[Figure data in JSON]
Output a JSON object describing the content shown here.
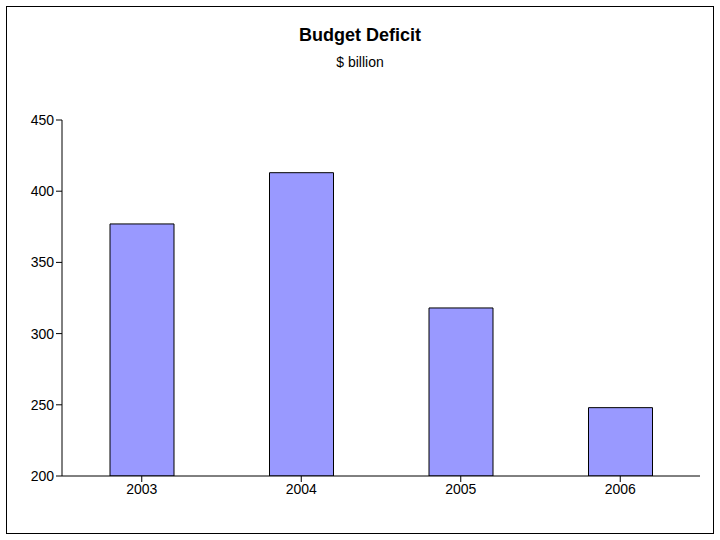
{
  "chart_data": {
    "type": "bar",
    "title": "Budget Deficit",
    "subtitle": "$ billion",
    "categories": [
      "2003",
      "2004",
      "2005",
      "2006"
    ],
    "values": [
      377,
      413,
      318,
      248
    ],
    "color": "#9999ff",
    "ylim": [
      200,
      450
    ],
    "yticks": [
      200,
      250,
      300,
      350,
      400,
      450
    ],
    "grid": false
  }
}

● **Required work**
Copy out each line word for word, please, skipping the images.

● **Answer to this exercise**
Output a JSON object describing the content shown here.
{
  "chart_data": {
    "type": "bar",
    "title": "Budget Deficit",
    "subtitle": "$ billion",
    "categories": [
      "2003",
      "2004",
      "2005",
      "2006"
    ],
    "values": [
      377,
      413,
      318,
      248
    ],
    "color": "#9999ff",
    "ylim": [
      200,
      450
    ],
    "yticks": [
      200,
      250,
      300,
      350,
      400,
      450
    ],
    "grid": false
  }
}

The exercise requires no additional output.